[Dataset entries on figures]

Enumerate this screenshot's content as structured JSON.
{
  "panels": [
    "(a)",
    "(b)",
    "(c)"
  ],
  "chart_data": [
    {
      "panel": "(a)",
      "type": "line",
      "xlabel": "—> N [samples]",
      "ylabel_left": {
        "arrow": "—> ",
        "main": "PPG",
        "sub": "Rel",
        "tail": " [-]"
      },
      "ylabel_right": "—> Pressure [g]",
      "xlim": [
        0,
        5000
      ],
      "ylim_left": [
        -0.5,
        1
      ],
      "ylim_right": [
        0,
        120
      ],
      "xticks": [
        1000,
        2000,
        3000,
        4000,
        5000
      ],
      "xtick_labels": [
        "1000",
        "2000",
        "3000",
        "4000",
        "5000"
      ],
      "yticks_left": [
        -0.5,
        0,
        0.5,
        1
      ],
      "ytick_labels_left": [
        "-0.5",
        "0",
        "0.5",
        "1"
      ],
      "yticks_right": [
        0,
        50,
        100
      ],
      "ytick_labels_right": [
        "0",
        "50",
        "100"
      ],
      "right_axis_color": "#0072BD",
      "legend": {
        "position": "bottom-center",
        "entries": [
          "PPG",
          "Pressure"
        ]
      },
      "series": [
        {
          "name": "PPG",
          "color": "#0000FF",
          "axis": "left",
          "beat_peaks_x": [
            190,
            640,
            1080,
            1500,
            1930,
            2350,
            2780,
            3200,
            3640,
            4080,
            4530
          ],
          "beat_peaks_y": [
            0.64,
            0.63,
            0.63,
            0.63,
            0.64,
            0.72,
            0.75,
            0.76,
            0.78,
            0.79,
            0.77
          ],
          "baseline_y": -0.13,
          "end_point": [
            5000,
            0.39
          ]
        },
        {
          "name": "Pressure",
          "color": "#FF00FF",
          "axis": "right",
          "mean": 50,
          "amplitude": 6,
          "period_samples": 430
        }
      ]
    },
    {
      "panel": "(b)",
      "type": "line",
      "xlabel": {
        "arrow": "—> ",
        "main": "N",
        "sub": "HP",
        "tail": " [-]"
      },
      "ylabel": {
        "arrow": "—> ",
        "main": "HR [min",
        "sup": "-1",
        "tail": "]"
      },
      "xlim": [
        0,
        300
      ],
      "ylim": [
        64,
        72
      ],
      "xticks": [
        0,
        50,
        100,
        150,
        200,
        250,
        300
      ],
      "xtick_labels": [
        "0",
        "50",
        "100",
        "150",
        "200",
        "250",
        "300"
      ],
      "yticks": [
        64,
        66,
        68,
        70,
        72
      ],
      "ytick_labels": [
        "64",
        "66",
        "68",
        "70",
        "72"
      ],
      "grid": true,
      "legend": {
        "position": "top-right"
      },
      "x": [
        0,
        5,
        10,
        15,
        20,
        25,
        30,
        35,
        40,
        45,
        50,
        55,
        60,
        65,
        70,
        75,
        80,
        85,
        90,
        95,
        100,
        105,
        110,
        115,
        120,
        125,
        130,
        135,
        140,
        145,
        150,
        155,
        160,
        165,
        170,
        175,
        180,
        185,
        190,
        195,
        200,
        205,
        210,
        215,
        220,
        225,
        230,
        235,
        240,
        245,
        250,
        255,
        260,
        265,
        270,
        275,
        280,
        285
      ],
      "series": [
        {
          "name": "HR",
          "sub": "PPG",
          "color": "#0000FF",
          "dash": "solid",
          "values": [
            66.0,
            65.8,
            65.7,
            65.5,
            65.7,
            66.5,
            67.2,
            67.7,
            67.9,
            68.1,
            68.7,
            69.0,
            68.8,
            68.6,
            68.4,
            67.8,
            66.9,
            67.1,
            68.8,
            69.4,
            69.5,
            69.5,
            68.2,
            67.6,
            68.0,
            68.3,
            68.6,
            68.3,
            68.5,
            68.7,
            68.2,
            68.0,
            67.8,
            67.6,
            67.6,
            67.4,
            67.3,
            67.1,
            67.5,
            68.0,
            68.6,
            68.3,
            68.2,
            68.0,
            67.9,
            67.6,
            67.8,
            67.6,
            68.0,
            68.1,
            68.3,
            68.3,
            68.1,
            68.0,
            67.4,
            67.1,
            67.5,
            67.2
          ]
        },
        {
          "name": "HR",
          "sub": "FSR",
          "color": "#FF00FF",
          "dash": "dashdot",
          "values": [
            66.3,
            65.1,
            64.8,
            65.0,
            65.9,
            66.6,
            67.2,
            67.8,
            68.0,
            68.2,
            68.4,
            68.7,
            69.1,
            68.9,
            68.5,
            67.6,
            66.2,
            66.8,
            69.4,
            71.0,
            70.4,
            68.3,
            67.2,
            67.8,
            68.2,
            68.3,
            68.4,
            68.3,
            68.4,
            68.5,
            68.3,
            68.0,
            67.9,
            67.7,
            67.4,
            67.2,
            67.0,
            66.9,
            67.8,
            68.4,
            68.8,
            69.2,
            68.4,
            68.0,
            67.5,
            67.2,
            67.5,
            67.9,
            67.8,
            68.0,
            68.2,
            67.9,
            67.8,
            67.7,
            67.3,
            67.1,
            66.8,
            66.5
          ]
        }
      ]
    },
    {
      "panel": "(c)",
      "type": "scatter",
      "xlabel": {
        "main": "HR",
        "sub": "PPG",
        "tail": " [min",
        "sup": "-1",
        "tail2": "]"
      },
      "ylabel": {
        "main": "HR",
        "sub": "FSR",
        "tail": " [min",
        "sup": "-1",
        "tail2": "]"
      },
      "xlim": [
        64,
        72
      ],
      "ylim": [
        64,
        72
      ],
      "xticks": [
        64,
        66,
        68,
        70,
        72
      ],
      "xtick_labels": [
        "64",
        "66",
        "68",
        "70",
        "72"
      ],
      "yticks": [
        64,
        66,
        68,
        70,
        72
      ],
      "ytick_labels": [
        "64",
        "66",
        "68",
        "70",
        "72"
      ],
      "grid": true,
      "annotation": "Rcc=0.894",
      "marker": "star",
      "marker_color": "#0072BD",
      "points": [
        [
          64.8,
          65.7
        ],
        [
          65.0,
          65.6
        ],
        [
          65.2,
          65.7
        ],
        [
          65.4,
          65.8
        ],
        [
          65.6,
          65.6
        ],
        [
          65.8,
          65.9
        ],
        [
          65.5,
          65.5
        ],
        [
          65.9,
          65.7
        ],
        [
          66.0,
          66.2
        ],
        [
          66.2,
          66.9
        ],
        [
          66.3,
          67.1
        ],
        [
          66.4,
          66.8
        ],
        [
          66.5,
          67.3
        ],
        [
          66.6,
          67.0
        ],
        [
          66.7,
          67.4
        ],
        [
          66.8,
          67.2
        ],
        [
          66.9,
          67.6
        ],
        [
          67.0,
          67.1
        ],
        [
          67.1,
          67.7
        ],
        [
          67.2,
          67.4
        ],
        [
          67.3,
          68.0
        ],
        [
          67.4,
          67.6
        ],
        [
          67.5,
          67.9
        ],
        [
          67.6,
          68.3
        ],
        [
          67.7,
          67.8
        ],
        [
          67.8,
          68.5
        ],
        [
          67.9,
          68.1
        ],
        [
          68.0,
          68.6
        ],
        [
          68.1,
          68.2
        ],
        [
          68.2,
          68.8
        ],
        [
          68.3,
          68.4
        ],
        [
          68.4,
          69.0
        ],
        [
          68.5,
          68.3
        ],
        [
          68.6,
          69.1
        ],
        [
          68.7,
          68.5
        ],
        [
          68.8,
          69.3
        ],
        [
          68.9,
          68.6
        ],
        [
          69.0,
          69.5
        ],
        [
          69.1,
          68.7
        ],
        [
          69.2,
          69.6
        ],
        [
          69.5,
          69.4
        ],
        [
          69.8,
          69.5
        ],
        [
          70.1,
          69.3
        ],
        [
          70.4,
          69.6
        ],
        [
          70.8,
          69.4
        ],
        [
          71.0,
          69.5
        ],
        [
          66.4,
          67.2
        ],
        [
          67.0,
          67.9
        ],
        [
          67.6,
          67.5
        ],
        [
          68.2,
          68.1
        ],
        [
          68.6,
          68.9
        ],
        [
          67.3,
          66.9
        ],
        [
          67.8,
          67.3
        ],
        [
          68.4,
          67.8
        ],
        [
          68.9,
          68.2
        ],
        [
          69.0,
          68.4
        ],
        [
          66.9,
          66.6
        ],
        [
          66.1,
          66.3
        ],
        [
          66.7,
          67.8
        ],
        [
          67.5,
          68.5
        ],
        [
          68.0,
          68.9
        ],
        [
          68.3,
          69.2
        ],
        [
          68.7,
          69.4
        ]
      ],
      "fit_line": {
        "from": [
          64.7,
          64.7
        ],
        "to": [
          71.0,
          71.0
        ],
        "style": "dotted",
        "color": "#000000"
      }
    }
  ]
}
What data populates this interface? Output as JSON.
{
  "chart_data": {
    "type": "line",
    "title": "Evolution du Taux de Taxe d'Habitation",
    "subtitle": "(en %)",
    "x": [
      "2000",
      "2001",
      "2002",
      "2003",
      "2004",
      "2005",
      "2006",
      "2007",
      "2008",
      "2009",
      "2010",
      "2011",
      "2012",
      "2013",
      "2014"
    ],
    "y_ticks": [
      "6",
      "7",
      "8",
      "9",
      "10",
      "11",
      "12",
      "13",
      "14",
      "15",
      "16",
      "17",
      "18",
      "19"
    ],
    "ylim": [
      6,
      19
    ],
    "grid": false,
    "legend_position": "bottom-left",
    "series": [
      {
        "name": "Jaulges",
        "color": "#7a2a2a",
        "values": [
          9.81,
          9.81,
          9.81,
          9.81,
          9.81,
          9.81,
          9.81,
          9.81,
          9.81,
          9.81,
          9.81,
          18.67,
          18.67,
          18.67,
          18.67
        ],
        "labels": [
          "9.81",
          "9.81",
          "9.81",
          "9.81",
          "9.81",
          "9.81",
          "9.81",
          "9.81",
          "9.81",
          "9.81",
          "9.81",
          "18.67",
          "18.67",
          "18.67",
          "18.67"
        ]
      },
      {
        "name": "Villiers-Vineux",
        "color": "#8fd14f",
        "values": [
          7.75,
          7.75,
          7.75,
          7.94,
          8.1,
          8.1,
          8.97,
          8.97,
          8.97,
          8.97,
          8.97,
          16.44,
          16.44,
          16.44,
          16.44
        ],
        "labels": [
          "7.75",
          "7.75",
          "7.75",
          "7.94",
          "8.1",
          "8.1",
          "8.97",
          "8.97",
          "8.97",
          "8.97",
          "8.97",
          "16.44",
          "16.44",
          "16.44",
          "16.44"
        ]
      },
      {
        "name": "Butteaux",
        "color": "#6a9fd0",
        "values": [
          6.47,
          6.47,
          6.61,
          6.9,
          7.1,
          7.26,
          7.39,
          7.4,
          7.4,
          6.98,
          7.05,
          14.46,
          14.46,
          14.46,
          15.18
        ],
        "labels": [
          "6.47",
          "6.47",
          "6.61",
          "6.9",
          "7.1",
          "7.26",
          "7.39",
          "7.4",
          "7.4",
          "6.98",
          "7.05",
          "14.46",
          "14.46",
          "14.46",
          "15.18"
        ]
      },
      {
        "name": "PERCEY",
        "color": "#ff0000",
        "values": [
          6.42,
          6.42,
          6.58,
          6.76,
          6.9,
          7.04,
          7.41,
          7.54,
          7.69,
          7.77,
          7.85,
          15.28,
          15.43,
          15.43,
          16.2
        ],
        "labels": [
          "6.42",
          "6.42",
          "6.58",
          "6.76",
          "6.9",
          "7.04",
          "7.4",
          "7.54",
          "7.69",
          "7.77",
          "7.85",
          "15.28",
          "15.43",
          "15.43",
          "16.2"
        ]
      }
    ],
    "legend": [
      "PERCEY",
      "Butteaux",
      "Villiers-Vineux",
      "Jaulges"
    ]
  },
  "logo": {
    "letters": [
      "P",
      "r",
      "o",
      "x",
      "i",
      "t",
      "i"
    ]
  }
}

## Goal:
Say the number of lines in the records above that include the string "this", and no more.

## Task solution:
2